→ **Provided information**:
*-*-*
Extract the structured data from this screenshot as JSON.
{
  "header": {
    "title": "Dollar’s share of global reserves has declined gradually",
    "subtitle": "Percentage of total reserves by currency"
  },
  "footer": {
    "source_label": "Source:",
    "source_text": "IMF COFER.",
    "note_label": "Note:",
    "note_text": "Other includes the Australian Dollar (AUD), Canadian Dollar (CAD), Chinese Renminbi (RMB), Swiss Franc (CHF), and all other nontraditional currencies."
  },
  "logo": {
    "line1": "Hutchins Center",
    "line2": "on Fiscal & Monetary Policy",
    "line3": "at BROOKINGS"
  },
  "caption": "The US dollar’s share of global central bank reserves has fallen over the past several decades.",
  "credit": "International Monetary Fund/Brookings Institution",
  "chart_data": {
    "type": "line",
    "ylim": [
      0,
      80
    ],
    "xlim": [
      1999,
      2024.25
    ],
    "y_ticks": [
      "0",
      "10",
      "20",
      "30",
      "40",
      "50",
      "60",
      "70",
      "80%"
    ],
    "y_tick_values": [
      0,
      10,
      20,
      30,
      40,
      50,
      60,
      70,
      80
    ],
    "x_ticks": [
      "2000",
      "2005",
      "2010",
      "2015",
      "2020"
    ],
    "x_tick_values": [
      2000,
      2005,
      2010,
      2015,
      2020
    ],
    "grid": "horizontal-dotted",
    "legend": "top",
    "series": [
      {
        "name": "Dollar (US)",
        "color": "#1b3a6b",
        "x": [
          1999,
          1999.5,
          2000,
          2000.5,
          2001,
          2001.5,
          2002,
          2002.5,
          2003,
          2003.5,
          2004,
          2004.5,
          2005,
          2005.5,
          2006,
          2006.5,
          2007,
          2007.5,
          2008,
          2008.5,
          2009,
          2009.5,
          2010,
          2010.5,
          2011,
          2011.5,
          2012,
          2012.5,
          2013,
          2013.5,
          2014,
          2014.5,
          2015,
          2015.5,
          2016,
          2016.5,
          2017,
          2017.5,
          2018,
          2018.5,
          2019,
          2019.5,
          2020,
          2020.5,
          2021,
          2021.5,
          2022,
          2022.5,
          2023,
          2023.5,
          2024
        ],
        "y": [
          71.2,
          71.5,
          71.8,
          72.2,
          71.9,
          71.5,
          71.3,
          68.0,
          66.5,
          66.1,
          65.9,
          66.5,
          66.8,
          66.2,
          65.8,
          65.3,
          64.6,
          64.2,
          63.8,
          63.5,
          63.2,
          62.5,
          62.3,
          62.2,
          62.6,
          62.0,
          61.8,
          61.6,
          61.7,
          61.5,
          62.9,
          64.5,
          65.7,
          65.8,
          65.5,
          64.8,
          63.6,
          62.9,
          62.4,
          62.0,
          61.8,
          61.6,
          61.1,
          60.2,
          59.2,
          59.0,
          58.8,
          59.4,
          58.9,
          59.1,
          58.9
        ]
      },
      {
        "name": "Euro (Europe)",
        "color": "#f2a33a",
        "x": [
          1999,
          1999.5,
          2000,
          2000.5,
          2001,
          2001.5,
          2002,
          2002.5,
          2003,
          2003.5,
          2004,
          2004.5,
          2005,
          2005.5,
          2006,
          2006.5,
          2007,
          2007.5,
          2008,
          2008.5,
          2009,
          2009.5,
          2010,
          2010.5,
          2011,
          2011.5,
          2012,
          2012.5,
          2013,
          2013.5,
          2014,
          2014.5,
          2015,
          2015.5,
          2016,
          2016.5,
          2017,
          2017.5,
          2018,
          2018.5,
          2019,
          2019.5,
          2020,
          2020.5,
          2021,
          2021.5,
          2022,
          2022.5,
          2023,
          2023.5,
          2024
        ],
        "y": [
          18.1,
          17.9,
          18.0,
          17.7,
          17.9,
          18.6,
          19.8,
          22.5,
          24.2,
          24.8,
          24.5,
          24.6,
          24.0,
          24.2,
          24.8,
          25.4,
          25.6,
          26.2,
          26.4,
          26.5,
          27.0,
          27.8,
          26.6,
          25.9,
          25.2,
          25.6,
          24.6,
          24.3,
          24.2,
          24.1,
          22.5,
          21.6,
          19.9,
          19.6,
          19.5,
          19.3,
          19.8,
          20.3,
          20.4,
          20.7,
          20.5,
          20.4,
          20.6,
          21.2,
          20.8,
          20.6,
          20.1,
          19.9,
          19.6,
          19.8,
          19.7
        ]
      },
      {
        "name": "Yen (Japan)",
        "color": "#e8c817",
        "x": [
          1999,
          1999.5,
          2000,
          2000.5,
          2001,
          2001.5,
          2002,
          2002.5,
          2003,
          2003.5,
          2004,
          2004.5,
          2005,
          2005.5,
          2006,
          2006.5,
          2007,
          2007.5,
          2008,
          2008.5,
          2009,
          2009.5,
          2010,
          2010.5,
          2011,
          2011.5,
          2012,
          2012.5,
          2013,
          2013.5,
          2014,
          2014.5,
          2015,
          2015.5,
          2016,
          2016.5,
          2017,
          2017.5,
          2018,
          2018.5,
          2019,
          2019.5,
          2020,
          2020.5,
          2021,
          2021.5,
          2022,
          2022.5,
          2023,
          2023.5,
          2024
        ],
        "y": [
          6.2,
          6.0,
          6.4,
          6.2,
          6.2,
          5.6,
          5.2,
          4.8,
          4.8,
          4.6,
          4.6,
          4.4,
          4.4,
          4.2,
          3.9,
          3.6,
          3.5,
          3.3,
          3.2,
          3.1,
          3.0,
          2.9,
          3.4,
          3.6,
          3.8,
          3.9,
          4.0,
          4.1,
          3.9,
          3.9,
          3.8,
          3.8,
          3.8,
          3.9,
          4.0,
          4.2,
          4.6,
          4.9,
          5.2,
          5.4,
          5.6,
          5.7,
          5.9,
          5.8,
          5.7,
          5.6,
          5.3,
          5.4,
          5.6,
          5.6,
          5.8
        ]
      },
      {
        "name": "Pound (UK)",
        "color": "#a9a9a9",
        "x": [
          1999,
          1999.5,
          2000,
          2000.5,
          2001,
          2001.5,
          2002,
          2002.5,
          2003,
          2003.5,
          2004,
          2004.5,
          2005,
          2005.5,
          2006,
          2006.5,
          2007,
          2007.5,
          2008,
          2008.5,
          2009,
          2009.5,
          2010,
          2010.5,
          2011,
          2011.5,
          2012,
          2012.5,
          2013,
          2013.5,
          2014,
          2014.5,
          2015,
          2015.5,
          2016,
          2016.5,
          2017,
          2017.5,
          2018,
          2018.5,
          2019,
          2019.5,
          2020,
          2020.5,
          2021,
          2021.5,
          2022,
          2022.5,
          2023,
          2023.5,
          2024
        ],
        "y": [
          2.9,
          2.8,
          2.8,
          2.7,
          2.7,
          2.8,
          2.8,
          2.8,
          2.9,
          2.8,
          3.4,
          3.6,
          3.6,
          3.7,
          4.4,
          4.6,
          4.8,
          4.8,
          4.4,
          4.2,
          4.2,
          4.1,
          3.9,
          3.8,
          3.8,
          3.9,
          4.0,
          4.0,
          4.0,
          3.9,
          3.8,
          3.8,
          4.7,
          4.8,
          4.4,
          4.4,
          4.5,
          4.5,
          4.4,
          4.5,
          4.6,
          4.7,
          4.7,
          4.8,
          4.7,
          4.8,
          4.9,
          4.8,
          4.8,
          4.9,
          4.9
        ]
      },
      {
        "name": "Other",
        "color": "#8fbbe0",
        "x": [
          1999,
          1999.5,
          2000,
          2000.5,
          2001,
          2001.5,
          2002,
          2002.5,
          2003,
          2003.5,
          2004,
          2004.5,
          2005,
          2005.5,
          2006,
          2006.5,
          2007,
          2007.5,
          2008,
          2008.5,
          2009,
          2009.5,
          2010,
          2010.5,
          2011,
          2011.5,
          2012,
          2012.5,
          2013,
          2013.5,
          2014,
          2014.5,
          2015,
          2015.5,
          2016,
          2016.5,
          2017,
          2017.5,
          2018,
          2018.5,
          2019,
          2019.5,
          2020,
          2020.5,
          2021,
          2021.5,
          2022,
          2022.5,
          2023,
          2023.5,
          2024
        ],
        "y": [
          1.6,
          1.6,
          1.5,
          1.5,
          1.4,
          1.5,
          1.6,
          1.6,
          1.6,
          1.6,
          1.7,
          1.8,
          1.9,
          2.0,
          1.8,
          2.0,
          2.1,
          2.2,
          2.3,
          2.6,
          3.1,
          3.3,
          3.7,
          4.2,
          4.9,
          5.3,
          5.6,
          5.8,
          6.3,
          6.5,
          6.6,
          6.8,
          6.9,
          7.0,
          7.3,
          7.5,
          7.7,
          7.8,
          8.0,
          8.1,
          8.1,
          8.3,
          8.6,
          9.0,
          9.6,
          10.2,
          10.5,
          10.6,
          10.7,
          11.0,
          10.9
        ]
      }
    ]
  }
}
*-*-*
→ **What you should do**: Where a line of the data holds "share", show that line.

→ **Full output**:
    "title": "Dollar’s share of global reserves has declined gradually",
  "caption": "The US dollar’s share of global central bank reserves has fallen over the past several decades.",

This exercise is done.